(Data items)
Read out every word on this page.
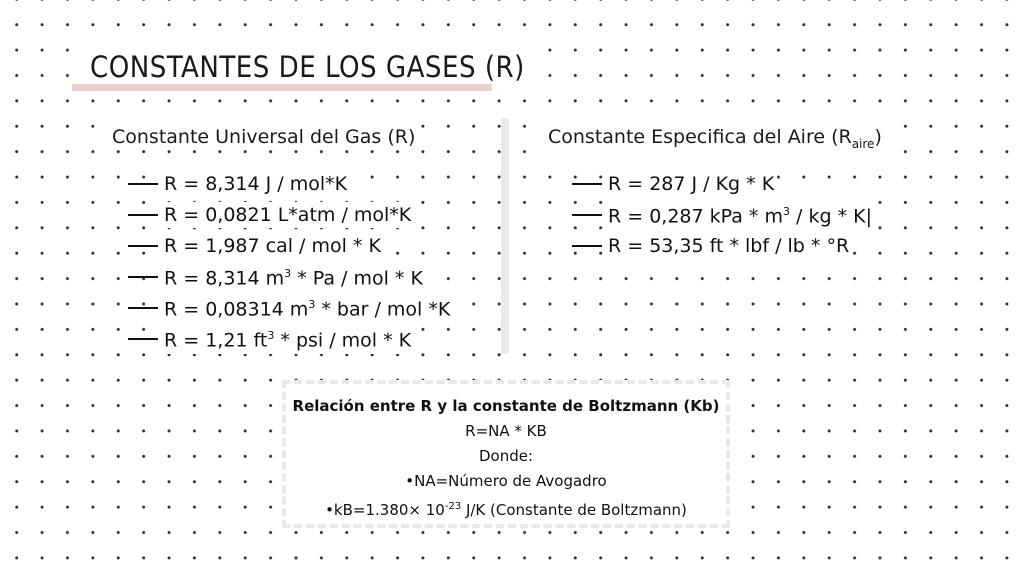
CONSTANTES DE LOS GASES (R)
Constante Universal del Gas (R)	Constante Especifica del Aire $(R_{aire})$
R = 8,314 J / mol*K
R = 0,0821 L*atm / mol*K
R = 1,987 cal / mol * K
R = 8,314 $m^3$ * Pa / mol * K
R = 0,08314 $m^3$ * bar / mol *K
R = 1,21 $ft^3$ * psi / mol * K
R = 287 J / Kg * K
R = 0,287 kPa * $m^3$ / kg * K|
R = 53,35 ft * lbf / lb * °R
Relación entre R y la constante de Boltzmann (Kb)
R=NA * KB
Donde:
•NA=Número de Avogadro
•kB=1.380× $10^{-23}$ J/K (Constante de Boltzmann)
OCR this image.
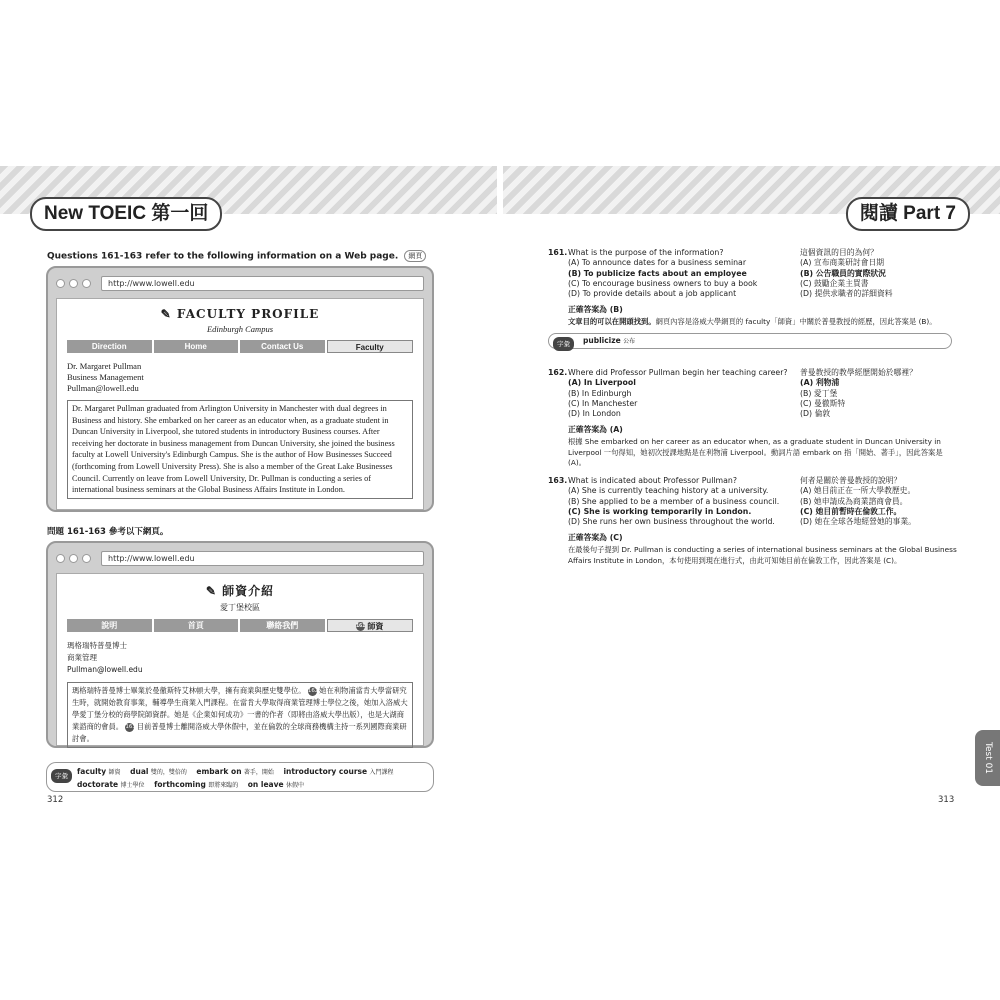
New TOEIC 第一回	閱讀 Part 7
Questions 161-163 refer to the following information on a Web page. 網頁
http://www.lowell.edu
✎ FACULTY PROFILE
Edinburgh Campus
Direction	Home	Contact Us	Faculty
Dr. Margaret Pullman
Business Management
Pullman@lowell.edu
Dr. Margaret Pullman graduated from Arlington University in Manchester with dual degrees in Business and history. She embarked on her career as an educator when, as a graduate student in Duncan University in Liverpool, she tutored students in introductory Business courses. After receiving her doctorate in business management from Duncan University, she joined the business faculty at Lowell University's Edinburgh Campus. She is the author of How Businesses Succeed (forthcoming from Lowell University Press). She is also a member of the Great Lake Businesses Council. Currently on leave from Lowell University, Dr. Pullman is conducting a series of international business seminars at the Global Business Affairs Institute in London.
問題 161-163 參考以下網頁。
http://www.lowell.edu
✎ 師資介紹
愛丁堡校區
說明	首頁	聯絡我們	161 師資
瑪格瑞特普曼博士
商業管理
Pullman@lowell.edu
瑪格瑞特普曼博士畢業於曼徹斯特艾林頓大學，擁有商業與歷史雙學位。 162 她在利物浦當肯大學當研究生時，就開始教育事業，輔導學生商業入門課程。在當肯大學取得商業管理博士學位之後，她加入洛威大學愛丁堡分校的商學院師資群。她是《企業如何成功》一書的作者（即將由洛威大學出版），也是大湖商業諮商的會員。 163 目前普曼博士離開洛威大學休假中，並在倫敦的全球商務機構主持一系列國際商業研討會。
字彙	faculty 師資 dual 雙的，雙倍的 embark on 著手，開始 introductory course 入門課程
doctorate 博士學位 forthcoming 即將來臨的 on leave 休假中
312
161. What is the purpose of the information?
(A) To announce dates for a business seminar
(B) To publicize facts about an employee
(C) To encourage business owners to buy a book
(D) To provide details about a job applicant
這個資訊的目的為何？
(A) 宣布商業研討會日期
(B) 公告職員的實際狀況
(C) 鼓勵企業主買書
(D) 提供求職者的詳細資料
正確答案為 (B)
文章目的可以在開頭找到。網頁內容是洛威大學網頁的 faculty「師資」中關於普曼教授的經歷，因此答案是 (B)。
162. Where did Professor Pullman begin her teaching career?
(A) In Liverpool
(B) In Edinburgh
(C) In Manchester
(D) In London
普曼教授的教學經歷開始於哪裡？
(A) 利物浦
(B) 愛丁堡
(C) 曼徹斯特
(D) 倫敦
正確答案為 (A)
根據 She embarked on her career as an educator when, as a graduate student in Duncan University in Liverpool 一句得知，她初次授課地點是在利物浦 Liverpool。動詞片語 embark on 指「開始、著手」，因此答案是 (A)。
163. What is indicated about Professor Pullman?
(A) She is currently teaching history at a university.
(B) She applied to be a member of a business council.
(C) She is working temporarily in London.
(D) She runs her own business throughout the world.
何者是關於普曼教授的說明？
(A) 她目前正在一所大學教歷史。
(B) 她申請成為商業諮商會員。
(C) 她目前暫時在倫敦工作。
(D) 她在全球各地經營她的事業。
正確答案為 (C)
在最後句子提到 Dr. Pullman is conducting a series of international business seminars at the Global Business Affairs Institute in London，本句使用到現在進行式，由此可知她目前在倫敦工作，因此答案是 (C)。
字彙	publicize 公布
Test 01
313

- Aim
Set down the material exactly, every line of it, except for the pictures.

- Solution to this problem
Read out every word on this page.
CONSTANTES DE LOS GASES (R)
Constante Universal del Gas (R)	Constante Especifica del Aire $(R_{aire})$
R = 8,314 J / mol*K
R = 0,0821 L*atm / mol*K
R = 1,987 cal / mol * K
R = 8,314 $m^3$ * Pa / mol * K
R = 0,08314 $m^3$ * bar / mol *K
R = 1,21 $ft^3$ * psi / mol * K
R = 287 J / Kg * K
R = 0,287 kPa * $m^3$ / kg * K|
R = 53,35 ft * lbf / lb * °R
Relación entre R y la constante de Boltzmann (Kb)
R=NA * KB
Donde:
•NA=Número de Avogadro
•kB=1.380× $10^{-23}$ J/K (Constante de Boltzmann)
OCR this image.
New TOEIC 第一回	閱讀 Part 7
Questions 161-163 refer to the following information on a Web page. 網頁
http://www.lowell.edu
✎ FACULTY PROFILE
Edinburgh Campus
Direction	Home	Contact Us	Faculty
Dr. Margaret Pullman
Business Management
Pullman@lowell.edu
Dr. Margaret Pullman graduated from Arlington University in Manchester with dual degrees in Business and history. She embarked on her career as an educator when, as a graduate student in Duncan University in Liverpool, she tutored students in introductory Business courses. After receiving her doctorate in business management from Duncan University, she joined the business faculty at Lowell University's Edinburgh Campus. She is the author of How Businesses Succeed (forthcoming from Lowell University Press). She is also a member of the Great Lake Businesses Council. Currently on leave from Lowell University, Dr. Pullman is conducting a series of international business seminars at the Global Business Affairs Institute in London.
問題 161-163 參考以下網頁。
http://www.lowell.edu
✎ 師資介紹
愛丁堡校區
說明	首頁	聯絡我們	161 師資
瑪格瑞特普曼博士
商業管理
Pullman@lowell.edu
瑪格瑞特普曼博士畢業於曼徹斯特艾林頓大學，擁有商業與歷史雙學位。 162 她在利物浦當肯大學當研究生時，就開始教育事業，輔導學生商業入門課程。在當肯大學取得商業管理博士學位之後，她加入洛威大學愛丁堡分校的商學院師資群。她是《企業如何成功》一書的作者（即將由洛威大學出版），也是大湖商業諮商的會員。 163 目前普曼博士離開洛威大學休假中，並在倫敦的全球商務機構主持一系列國際商業研討會。
字彙	faculty 師資 dual 雙的，雙倍的 embark on 著手，開始 introductory course 入門課程
doctorate 博士學位 forthcoming 即將來臨的 on leave 休假中
312
161. What is the purpose of the information?
(A) To announce dates for a business seminar
(B) To publicize facts about an employee
(C) To encourage business owners to buy a book
(D) To provide details about a job applicant
這個資訊的目的為何？
(A) 宣布商業研討會日期
(B) 公告職員的實際狀況
(C) 鼓勵企業主買書
(D) 提供求職者的詳細資料
正確答案為 (B)
文章目的可以在開頭找到。網頁內容是洛威大學網頁的 faculty「師資」中關於普曼教授的經歷，因此答案是 (B)。
162. Where did Professor Pullman begin her teaching career?
(A) In Liverpool
(B) In Edinburgh
(C) In Manchester
(D) In London
普曼教授的教學經歷開始於哪裡？
(A) 利物浦
(B) 愛丁堡
(C) 曼徹斯特
(D) 倫敦
正確答案為 (A)
根據 She embarked on her career as an educator when, as a graduate student in Duncan University in Liverpool 一句得知，她初次授課地點是在利物浦 Liverpool。動詞片語 embark on 指「開始、著手」，因此答案是 (A)。
163. What is indicated about Professor Pullman?
(A) She is currently teaching history at a university.
(B) She applied to be a member of a business council.
(C) She is working temporarily in London.
(D) She runs her own business throughout the world.
何者是關於普曼教授的說明？
(A) 她目前正在一所大學教歷史。
(B) 她申請成為商業諮商會員。
(C) 她目前暫時在倫敦工作。
(D) 她在全球各地經營她的事業。
正確答案為 (C)
在最後句子提到 Dr. Pullman is conducting a series of international business seminars at the Global Business Affairs Institute in London，本句使用到現在進行式，由此可知她目前在倫敦工作，因此答案是 (C)。
字彙	publicize 公布
Test 01
313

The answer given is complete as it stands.